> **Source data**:
- - -

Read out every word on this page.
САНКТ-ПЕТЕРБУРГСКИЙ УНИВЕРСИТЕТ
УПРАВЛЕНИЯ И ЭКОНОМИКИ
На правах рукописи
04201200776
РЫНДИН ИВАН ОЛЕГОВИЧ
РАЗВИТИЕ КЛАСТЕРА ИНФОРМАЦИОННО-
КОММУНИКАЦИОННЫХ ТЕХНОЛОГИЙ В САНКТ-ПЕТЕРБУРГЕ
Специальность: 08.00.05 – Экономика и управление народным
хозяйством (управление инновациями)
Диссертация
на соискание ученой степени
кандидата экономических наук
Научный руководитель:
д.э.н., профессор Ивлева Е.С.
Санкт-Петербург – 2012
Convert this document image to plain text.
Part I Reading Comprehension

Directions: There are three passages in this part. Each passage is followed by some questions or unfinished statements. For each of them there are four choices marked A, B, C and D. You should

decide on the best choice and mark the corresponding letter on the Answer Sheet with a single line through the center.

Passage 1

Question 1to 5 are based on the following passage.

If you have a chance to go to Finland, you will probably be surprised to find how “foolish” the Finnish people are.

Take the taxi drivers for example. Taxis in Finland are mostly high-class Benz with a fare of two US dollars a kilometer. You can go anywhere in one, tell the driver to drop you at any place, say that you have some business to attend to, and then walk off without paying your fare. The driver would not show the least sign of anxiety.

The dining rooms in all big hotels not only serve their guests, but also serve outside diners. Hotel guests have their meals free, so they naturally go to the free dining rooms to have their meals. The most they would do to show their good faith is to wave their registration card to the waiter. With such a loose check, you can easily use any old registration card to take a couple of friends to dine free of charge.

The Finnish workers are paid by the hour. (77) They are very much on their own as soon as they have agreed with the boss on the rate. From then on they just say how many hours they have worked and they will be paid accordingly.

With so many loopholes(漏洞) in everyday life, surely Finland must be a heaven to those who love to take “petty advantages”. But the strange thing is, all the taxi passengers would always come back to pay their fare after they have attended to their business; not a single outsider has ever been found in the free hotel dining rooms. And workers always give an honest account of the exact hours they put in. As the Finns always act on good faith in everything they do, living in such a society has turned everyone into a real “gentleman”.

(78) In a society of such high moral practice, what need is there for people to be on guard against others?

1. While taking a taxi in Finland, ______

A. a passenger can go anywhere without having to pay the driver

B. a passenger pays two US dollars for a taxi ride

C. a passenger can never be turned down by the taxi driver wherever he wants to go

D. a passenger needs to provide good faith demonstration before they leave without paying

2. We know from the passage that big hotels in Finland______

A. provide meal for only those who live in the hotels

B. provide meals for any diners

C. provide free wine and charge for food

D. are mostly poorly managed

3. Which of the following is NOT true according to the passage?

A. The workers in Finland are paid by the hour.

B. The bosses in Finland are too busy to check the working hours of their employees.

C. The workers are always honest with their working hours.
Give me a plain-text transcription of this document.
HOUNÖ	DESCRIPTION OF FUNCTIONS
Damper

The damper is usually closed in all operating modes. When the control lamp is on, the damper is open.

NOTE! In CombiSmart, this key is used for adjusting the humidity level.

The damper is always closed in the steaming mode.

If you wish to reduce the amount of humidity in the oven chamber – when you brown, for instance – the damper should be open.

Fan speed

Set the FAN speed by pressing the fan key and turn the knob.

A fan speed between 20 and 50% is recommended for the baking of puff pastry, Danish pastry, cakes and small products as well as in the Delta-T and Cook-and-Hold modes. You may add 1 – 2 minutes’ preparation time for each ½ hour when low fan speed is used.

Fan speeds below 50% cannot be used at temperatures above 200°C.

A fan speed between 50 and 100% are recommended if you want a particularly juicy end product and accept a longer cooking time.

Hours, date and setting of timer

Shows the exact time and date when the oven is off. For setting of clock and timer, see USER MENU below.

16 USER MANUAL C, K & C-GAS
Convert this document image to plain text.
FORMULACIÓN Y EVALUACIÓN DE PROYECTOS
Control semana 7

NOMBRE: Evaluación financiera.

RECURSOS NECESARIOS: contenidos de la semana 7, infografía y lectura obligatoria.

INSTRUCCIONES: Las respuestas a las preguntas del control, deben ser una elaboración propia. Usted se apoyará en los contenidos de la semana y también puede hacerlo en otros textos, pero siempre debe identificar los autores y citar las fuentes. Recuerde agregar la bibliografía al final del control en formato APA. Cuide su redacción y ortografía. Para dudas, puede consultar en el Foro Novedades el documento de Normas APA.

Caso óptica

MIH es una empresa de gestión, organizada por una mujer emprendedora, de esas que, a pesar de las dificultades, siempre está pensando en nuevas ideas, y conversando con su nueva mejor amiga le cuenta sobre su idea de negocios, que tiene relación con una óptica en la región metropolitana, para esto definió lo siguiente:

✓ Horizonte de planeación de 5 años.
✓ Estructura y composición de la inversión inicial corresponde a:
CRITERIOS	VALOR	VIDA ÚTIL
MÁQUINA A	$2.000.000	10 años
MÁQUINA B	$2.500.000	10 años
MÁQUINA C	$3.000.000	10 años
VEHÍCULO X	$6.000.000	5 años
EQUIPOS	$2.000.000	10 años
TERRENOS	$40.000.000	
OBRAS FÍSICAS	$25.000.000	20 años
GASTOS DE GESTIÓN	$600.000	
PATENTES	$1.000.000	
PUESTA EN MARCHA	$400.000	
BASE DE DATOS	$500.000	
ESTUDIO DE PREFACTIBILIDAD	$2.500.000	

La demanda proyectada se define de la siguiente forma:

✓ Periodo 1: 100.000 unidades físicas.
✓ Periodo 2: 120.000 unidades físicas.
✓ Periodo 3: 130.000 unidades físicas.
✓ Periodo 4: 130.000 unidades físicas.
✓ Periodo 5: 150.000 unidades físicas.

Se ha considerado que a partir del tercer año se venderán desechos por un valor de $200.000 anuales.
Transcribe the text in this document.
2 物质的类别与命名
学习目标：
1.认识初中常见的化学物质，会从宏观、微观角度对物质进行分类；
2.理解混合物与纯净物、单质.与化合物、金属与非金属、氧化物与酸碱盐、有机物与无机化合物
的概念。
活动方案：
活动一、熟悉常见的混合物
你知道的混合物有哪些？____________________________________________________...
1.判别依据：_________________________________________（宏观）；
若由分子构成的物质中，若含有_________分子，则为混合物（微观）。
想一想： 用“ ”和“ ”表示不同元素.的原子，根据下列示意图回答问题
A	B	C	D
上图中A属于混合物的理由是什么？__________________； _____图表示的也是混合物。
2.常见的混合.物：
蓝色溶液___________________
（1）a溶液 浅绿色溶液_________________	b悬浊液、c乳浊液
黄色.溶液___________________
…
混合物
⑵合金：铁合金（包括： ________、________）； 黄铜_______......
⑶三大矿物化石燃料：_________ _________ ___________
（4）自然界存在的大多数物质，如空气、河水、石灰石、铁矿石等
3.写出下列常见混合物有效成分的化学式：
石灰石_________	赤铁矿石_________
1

- - -

The records above must be output exactly, in full.

Read out every word on this page.
САНКТ-ПЕТЕРБУРГСКИЙ УНИВЕРСИТЕТ
УПРАВЛЕНИЯ И ЭКОНОМИКИ
На правах рукописи
04201200776
РЫНДИН ИВАН ОЛЕГОВИЧ
РАЗВИТИЕ КЛАСТЕРА ИНФОРМАЦИОННО-
КОММУНИКАЦИОННЫХ ТЕХНОЛОГИЙ В САНКТ-ПЕТЕРБУРГЕ
Специальность: 08.00.05 – Экономика и управление народным
хозяйством (управление инновациями)
Диссертация
на соискание ученой степени
кандидата экономических наук
Научный руководитель:
д.э.н., профессор Ивлева Е.С.
Санкт-Петербург – 2012
Convert this document image to plain text.
Part I Reading Comprehension

Directions: There are three passages in this part. Each passage is followed by some questions or unfinished statements. For each of them there are four choices marked A, B, C and D. You should

decide on the best choice and mark the corresponding letter on the Answer Sheet with a single line through the center.

Passage 1

Question 1to 5 are based on the following passage.

If you have a chance to go to Finland, you will probably be surprised to find how “foolish” the Finnish people are.

Take the taxi drivers for example. Taxis in Finland are mostly high-class Benz with a fare of two US dollars a kilometer. You can go anywhere in one, tell the driver to drop you at any place, say that you have some business to attend to, and then walk off without paying your fare. The driver would not show the least sign of anxiety.

The dining rooms in all big hotels not only serve their guests, but also serve outside diners. Hotel guests have their meals free, so they naturally go to the free dining rooms to have their meals. The most they would do to show their good faith is to wave their registration card to the waiter. With such a loose check, you can easily use any old registration card to take a couple of friends to dine free of charge.

The Finnish workers are paid by the hour. (77) They are very much on their own as soon as they have agreed with the boss on the rate. From then on they just say how many hours they have worked and they will be paid accordingly.

With so many loopholes(漏洞) in everyday life, surely Finland must be a heaven to those who love to take “petty advantages”. But the strange thing is, all the taxi passengers would always come back to pay their fare after they have attended to their business; not a single outsider has ever been found in the free hotel dining rooms. And workers always give an honest account of the exact hours they put in. As the Finns always act on good faith in everything they do, living in such a society has turned everyone into a real “gentleman”.

(78) In a society of such high moral practice, what need is there for people to be on guard against others?

1. While taking a taxi in Finland, ______

A. a passenger can go anywhere without having to pay the driver

B. a passenger pays two US dollars for a taxi ride

C. a passenger can never be turned down by the taxi driver wherever he wants to go

D. a passenger needs to provide good faith demonstration before they leave without paying

2. We know from the passage that big hotels in Finland______

A. provide meal for only those who live in the hotels

B. provide meals for any diners

C. provide free wine and charge for food

D. are mostly poorly managed

3. Which of the following is NOT true according to the passage?

A. The workers in Finland are paid by the hour.

B. The bosses in Finland are too busy to check the working hours of their employees.

C. The workers are always honest with their working hours.
Give me a plain-text transcription of this document.
HOUNÖ	DESCRIPTION OF FUNCTIONS
Damper

The damper is usually closed in all operating modes. When the control lamp is on, the damper is open.

NOTE! In CombiSmart, this key is used for adjusting the humidity level.

The damper is always closed in the steaming mode.

If you wish to reduce the amount of humidity in the oven chamber – when you brown, for instance – the damper should be open.

Fan speed

Set the FAN speed by pressing the fan key and turn the knob.

A fan speed between 20 and 50% is recommended for the baking of puff pastry, Danish pastry, cakes and small products as well as in the Delta-T and Cook-and-Hold modes. You may add 1 – 2 minutes’ preparation time for each ½ hour when low fan speed is used.

Fan speeds below 50% cannot be used at temperatures above 200°C.

A fan speed between 50 and 100% are recommended if you want a particularly juicy end product and accept a longer cooking time.

Hours, date and setting of timer

Shows the exact time and date when the oven is off. For setting of clock and timer, see USER MENU below.

16 USER MANUAL C, K & C-GAS
Convert this document image to plain text.
FORMULACIÓN Y EVALUACIÓN DE PROYECTOS
Control semana 7

NOMBRE: Evaluación financiera.

RECURSOS NECESARIOS: contenidos de la semana 7, infografía y lectura obligatoria.

INSTRUCCIONES: Las respuestas a las preguntas del control, deben ser una elaboración propia. Usted se apoyará en los contenidos de la semana y también puede hacerlo en otros textos, pero siempre debe identificar los autores y citar las fuentes. Recuerde agregar la bibliografía al final del control en formato APA. Cuide su redacción y ortografía. Para dudas, puede consultar en el Foro Novedades el documento de Normas APA.

Caso óptica

MIH es una empresa de gestión, organizada por una mujer emprendedora, de esas que, a pesar de las dificultades, siempre está pensando en nuevas ideas, y conversando con su nueva mejor amiga le cuenta sobre su idea de negocios, que tiene relación con una óptica en la región metropolitana, para esto definió lo siguiente:

✓ Horizonte de planeación de 5 años.
✓ Estructura y composición de la inversión inicial corresponde a:
CRITERIOS	VALOR	VIDA ÚTIL
MÁQUINA A	$2.000.000	10 años
MÁQUINA B	$2.500.000	10 años
MÁQUINA C	$3.000.000	10 años
VEHÍCULO X	$6.000.000	5 años
EQUIPOS	$2.000.000	10 años
TERRENOS	$40.000.000	
OBRAS FÍSICAS	$25.000.000	20 años
GASTOS DE GESTIÓN	$600.000	
PATENTES	$1.000.000	
PUESTA EN MARCHA	$400.000	
BASE DE DATOS	$500.000	
ESTUDIO DE PREFACTIBILIDAD	$2.500.000	

La demanda proyectada se define de la siguiente forma:

✓ Periodo 1: 100.000 unidades físicas.
✓ Periodo 2: 120.000 unidades físicas.
✓ Periodo 3: 130.000 unidades físicas.
✓ Periodo 4: 130.000 unidades físicas.
✓ Periodo 5: 150.000 unidades físicas.

Se ha considerado que a partir del tercer año se venderán desechos por un valor de $200.000 anuales.
Transcribe the text in this document.
2 物质的类别与命名
学习目标：
1.认识初中常见的化学物质，会从宏观、微观角度对物质进行分类；
2.理解混合物与纯净物、单质.与化合物、金属与非金属、氧化物与酸碱盐、有机物与无机化合物
的概念。
活动方案：
活动一、熟悉常见的混合物
你知道的混合物有哪些？____________________________________________________...
1.判别依据：_________________________________________（宏观）；
若由分子构成的物质中，若含有_________分子，则为混合物（微观）。
想一想： 用“ ”和“ ”表示不同元素.的原子，根据下列示意图回答问题
A	B	C	D
上图中A属于混合物的理由是什么？__________________； _____图表示的也是混合物。
2.常见的混合.物：
蓝色溶液___________________
（1）a溶液 浅绿色溶液_________________	b悬浊液、c乳浊液
黄色.溶液___________________
…
混合物
⑵合金：铁合金（包括： ________、________）； 黄铜_______......
⑶三大矿物化石燃料：_________ _________ ___________
（4）自然界存在的大多数物质，如空气、河水、石灰石、铁矿石等
3.写出下列常见混合物有效成分的化学式：
石灰石_________	赤铁矿石_________
1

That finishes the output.